Task goal:
Review the lines that follow and copy each one that contains the word "Poultry".

Source records:
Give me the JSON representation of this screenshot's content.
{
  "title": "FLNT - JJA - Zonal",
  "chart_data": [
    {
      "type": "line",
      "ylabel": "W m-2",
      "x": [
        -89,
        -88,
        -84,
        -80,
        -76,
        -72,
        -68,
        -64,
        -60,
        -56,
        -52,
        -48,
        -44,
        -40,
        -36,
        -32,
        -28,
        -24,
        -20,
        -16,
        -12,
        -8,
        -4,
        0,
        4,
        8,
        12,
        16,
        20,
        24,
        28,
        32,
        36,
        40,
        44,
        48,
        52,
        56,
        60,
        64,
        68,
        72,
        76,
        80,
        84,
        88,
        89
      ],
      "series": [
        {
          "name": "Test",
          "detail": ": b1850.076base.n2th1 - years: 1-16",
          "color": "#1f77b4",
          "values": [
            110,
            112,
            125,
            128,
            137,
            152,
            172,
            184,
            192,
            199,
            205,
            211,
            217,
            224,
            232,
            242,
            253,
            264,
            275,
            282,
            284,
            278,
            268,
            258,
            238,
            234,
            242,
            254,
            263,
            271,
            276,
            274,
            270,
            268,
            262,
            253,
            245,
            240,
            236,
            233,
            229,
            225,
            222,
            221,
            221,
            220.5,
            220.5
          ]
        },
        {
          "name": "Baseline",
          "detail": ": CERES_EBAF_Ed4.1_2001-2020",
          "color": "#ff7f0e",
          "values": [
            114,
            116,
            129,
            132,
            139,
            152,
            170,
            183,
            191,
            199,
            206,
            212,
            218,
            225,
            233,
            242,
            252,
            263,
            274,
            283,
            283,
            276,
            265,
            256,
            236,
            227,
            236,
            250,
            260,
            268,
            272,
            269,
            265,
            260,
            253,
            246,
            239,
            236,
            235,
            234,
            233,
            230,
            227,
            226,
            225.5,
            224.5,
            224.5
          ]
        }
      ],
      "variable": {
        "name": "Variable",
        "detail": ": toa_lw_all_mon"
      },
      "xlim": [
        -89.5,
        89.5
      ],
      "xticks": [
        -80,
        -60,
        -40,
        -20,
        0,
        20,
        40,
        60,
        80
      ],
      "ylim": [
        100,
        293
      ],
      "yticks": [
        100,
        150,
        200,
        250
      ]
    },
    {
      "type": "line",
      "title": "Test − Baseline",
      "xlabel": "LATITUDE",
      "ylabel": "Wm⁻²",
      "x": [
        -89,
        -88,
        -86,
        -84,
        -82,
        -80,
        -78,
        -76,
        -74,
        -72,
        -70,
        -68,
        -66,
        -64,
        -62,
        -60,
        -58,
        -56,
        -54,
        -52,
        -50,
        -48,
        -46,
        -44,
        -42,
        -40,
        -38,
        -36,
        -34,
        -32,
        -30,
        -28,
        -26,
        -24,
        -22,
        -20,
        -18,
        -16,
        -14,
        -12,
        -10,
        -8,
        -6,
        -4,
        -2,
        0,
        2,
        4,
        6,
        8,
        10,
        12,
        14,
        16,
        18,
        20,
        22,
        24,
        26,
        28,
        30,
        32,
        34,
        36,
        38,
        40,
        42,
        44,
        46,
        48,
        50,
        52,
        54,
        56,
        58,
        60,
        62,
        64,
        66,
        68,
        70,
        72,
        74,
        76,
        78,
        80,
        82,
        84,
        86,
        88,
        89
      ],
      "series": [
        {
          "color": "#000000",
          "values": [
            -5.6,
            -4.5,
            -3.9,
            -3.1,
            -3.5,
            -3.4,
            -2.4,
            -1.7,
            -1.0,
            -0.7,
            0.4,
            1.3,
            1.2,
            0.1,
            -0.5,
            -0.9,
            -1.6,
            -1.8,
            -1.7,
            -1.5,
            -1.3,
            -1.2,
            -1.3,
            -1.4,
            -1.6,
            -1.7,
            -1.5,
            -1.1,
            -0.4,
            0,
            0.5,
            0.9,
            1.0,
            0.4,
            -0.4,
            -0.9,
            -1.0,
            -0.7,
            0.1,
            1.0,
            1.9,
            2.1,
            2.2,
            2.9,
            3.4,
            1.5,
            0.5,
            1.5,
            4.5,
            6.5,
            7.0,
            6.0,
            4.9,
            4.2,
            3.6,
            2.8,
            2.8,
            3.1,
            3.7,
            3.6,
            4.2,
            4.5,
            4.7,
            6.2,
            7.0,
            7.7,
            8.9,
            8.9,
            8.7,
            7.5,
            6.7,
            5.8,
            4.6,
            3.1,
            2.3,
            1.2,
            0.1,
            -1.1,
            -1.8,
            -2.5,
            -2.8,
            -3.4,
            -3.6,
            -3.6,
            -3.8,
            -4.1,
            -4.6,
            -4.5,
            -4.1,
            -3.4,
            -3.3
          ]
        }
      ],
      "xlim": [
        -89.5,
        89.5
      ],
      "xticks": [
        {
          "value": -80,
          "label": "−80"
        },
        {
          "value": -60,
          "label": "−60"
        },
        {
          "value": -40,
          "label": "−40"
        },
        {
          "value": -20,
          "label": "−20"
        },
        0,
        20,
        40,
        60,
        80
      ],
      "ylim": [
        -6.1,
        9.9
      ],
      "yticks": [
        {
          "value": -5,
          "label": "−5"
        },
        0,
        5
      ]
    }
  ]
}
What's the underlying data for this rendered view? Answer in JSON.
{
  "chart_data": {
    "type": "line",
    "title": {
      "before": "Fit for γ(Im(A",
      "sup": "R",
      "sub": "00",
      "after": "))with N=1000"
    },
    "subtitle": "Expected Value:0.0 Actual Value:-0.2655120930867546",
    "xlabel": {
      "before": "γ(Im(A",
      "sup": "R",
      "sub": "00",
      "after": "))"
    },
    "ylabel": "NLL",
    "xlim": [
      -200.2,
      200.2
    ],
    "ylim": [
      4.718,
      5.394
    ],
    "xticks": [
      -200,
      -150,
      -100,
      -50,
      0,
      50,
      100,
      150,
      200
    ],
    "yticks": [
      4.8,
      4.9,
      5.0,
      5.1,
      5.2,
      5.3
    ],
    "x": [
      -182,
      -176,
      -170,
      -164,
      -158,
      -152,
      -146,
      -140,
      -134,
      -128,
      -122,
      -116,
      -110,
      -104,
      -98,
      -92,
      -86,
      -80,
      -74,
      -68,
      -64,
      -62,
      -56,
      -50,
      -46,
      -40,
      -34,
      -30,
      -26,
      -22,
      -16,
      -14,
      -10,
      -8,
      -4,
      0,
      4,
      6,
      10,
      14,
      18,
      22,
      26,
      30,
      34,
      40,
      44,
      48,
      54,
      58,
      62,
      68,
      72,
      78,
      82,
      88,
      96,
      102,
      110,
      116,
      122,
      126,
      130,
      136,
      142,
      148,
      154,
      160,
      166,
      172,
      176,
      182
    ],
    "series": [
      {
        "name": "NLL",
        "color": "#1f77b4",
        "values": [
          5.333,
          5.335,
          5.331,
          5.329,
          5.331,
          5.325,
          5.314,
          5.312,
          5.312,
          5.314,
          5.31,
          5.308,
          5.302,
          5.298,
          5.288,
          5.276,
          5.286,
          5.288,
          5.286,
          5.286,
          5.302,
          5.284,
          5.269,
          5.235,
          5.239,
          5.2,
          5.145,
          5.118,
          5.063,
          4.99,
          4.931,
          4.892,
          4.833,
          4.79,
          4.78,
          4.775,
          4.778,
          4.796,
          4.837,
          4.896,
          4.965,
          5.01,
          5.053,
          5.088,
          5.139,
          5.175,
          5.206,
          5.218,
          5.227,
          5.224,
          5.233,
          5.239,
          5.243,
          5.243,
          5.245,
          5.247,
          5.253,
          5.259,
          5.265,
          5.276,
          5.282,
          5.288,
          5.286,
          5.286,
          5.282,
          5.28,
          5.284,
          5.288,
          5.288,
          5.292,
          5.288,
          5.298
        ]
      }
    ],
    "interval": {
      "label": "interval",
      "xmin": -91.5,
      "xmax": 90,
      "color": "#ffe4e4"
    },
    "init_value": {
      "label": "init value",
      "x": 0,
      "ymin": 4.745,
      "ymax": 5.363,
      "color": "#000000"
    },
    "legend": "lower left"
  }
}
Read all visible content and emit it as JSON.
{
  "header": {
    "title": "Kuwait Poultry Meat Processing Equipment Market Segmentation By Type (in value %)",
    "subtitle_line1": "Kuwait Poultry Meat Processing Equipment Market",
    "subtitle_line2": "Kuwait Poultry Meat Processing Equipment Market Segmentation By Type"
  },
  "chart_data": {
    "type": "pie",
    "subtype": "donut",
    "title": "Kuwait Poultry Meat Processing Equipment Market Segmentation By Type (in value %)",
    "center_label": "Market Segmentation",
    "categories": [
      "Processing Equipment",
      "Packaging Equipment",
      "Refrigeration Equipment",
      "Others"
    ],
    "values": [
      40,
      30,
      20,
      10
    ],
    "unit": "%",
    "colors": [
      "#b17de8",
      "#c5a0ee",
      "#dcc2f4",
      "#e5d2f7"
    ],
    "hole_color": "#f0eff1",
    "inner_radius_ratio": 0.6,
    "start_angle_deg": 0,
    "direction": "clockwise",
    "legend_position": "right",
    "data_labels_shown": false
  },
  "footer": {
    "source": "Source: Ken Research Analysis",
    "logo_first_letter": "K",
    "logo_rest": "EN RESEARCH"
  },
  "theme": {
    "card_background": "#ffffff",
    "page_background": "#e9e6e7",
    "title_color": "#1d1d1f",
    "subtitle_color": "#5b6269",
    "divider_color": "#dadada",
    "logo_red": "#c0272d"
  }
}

Solution:
    "title": "Kuwait Poultry Meat Processing Equipment Market Segmentation By Type (in value %)",
    "subtitle_line1": "Kuwait Poultry Meat Processing Equipment Market",
    "subtitle_line2": "Kuwait Poultry Meat Processing Equipment Market Segmentation By Type"
    "title": "Kuwait Poultry Meat Processing Equipment Market Segmentation By Type (in value %)",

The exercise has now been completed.